*** Provided data

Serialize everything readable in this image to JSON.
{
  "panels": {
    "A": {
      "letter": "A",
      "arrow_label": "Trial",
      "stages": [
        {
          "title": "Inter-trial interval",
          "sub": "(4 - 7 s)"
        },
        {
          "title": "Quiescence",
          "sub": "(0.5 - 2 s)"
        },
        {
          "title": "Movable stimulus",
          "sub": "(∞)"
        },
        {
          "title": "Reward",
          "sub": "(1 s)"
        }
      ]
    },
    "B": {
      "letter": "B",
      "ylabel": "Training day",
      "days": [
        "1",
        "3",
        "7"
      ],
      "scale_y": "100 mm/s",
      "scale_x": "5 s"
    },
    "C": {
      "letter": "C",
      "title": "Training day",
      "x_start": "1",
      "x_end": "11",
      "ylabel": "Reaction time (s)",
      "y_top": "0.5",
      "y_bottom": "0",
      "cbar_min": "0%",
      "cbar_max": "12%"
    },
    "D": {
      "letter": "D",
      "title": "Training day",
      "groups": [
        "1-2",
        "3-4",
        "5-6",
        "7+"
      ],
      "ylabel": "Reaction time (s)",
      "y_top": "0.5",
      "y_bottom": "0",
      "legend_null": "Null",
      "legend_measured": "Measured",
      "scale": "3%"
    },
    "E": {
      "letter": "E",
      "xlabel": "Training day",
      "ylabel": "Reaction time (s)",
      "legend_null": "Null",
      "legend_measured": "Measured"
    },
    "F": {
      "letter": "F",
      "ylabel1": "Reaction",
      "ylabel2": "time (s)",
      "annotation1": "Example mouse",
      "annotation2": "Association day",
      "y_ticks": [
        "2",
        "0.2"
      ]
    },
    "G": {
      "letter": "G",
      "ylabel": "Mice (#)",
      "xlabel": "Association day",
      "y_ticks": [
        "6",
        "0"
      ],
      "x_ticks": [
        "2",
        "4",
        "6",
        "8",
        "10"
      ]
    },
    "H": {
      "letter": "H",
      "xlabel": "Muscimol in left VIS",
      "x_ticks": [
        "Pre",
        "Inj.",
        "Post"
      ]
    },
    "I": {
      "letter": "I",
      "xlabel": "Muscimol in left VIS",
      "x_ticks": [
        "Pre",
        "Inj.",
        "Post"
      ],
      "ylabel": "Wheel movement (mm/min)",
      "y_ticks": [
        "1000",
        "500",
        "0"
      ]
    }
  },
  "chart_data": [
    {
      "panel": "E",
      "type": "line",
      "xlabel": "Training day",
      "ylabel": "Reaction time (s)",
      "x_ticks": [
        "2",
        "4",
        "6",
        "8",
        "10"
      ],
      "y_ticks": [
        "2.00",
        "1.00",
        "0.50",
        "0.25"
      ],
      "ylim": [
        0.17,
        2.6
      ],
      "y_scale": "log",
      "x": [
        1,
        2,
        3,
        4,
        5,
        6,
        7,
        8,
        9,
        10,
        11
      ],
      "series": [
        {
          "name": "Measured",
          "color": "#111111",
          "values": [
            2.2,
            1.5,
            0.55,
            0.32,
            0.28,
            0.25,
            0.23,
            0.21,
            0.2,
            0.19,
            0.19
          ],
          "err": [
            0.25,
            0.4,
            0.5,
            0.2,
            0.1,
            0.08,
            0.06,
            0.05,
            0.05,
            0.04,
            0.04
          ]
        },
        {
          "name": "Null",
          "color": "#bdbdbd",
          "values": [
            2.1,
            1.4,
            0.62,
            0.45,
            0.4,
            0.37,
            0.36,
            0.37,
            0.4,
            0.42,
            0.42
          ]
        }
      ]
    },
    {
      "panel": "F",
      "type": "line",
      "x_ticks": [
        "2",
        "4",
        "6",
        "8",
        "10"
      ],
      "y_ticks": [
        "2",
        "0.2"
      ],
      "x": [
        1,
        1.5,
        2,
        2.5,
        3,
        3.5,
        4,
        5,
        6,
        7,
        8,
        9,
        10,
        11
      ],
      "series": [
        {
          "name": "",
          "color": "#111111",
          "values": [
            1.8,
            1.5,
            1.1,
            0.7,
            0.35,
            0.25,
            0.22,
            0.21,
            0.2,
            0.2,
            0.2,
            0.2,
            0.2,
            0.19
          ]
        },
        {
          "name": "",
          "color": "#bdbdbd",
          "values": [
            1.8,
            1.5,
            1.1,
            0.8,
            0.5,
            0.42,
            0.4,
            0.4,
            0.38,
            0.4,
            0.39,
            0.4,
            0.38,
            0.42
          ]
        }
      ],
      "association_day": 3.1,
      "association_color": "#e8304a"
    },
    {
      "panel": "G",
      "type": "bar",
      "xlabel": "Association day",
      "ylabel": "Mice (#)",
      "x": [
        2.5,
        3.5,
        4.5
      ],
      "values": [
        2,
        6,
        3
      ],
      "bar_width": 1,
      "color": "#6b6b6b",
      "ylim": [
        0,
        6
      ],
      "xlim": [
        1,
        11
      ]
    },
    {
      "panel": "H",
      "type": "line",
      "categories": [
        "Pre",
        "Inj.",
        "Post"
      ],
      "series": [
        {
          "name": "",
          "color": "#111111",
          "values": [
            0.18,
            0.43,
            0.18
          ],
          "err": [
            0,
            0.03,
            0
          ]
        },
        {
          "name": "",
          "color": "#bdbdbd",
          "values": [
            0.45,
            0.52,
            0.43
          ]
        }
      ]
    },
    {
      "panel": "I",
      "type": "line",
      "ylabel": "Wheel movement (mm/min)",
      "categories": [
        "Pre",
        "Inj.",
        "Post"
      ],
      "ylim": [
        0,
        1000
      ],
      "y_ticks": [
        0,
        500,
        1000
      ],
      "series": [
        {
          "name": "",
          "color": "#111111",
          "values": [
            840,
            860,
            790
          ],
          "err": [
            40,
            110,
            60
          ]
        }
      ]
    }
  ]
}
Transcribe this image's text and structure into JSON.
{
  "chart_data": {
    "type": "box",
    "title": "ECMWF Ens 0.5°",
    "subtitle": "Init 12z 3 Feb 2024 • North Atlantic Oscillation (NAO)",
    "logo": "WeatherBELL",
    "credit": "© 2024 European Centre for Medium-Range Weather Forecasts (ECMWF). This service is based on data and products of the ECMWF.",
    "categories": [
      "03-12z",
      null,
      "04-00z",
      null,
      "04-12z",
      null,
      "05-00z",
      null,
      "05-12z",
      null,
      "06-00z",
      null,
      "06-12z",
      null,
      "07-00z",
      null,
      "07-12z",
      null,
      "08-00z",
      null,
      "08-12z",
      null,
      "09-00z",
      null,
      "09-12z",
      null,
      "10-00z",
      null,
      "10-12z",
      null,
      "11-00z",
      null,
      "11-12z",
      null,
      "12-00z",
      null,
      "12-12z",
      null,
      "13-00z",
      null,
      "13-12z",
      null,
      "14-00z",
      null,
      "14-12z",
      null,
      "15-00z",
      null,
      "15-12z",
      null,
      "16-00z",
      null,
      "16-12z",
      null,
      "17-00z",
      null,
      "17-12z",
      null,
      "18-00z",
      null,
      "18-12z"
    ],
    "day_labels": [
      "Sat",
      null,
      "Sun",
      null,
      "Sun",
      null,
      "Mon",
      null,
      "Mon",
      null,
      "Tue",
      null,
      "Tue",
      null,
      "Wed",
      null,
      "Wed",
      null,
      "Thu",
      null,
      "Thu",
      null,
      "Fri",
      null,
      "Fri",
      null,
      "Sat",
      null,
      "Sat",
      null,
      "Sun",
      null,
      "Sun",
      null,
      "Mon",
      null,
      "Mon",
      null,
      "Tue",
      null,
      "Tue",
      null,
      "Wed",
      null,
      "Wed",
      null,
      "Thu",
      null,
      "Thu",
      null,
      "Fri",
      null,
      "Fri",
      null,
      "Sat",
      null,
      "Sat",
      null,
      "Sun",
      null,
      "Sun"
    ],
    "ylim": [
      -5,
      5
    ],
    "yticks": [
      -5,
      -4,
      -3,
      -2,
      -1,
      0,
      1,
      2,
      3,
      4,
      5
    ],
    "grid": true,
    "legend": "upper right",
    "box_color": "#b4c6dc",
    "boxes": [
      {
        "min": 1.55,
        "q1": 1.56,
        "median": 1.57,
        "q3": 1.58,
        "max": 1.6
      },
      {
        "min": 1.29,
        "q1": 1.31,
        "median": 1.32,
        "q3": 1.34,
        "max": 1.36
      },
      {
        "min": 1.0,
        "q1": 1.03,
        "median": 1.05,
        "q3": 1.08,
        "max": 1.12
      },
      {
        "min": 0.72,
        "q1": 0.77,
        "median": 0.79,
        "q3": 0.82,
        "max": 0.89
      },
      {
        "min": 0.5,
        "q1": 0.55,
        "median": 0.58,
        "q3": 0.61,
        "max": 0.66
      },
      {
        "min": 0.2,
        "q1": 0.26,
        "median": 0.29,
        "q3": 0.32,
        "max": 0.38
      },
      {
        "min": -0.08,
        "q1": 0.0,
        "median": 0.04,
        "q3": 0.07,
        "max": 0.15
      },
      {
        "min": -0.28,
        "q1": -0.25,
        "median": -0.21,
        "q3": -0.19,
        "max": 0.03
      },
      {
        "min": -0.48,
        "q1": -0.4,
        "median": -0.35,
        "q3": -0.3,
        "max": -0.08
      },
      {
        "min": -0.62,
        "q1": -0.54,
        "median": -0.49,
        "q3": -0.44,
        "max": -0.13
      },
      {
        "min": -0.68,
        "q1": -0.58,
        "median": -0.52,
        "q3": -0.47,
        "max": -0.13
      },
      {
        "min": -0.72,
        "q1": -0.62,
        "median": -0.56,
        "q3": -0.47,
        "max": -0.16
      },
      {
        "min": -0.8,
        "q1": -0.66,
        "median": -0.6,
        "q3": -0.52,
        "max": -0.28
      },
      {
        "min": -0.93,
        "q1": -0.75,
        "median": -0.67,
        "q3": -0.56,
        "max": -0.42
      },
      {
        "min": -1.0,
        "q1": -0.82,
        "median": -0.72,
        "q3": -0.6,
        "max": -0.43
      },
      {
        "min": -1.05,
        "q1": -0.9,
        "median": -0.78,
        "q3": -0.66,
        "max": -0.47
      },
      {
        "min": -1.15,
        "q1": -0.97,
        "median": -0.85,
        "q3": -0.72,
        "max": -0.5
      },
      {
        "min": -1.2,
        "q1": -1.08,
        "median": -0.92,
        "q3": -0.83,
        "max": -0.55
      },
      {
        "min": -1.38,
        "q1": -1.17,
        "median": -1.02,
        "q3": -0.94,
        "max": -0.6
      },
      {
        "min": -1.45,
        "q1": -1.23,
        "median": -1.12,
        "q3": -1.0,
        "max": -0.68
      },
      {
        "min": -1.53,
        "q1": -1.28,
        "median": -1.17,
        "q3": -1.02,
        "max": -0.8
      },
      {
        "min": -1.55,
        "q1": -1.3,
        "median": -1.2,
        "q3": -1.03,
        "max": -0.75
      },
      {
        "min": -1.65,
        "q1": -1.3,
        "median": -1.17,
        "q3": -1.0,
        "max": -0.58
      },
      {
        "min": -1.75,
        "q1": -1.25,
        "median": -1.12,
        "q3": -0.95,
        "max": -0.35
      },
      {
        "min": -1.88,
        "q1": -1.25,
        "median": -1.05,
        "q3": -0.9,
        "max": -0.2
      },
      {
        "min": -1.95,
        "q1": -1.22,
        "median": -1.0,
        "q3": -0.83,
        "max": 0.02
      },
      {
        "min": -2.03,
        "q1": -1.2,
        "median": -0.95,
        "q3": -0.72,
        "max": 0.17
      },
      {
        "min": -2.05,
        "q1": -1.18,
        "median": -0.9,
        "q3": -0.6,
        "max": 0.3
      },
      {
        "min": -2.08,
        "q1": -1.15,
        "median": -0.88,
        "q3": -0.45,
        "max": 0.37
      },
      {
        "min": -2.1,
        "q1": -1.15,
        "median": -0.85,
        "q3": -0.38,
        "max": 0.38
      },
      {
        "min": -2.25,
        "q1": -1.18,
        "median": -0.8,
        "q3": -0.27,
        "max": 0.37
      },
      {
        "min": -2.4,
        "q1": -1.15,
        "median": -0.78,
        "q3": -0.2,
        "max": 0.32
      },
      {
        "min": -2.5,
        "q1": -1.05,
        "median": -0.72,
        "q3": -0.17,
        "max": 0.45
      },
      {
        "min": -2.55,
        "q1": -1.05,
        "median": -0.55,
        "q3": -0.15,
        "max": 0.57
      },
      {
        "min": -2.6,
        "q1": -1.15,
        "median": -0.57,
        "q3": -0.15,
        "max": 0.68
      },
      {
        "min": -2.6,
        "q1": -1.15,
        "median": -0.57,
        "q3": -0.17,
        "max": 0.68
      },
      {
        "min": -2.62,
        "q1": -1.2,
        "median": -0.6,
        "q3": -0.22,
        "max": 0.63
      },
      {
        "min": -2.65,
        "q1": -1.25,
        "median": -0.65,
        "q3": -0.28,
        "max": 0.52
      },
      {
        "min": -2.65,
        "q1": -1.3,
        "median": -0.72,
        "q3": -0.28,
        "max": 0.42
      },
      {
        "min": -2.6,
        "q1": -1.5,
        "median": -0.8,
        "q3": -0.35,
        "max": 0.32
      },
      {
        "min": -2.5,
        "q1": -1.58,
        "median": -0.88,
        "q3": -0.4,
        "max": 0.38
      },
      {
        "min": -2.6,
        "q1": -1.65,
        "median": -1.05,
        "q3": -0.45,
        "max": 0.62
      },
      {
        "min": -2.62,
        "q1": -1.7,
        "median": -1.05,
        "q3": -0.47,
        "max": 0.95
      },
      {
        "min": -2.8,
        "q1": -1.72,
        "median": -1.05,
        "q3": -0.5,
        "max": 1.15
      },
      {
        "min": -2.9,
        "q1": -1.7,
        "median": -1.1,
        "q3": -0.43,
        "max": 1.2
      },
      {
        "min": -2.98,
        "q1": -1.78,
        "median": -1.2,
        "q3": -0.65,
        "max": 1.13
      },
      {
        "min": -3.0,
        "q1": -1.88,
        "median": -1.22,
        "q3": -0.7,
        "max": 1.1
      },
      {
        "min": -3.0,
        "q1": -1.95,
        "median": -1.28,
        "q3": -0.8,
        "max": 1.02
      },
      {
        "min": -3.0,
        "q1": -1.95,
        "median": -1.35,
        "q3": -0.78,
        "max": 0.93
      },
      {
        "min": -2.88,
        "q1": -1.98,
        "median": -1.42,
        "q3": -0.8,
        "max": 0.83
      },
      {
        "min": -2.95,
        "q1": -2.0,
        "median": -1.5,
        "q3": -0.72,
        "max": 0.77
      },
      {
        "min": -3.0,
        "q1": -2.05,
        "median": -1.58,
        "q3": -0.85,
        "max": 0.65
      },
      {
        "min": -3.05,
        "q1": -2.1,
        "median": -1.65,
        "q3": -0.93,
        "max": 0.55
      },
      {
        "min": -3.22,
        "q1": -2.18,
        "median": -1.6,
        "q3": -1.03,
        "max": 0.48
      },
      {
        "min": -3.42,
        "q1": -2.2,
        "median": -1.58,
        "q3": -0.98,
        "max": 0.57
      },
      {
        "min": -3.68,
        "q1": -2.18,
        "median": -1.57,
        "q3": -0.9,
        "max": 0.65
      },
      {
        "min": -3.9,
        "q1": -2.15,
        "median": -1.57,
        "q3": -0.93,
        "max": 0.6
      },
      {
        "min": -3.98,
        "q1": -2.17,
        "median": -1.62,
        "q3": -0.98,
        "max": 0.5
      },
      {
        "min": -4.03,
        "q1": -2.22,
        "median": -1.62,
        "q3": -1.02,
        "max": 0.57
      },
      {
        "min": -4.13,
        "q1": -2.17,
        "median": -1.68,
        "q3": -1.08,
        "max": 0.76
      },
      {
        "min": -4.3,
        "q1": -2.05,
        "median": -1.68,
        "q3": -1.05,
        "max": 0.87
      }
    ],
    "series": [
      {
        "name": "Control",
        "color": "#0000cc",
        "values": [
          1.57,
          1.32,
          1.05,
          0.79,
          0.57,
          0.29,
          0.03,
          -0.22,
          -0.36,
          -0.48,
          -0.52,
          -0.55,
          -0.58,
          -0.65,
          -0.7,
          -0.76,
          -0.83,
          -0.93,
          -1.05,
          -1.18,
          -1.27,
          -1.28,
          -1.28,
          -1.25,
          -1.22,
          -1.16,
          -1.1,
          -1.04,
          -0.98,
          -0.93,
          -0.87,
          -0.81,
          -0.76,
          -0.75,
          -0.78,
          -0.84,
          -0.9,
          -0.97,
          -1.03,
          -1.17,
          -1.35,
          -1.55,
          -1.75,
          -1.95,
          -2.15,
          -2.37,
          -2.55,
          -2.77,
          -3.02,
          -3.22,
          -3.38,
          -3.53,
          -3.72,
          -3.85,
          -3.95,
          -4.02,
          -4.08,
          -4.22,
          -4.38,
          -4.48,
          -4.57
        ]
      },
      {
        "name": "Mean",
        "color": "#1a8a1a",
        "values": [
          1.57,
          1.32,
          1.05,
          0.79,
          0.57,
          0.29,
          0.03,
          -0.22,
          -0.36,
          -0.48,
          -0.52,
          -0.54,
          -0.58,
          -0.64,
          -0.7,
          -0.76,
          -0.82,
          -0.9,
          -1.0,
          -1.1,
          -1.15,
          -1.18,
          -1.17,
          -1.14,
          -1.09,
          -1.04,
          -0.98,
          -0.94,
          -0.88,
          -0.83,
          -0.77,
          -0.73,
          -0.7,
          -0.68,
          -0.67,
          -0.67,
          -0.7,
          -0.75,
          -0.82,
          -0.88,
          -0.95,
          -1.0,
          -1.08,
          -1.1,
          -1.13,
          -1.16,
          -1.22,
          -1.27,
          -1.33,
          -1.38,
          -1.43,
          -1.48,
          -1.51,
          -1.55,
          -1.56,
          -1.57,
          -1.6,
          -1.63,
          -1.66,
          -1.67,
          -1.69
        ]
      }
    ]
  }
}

******

__Task description__
Using the material above, gather every line that includes "JSON".

__Written response__
Serialize everything readable in this image to JSON.
Transcribe this image's text and structure into JSON.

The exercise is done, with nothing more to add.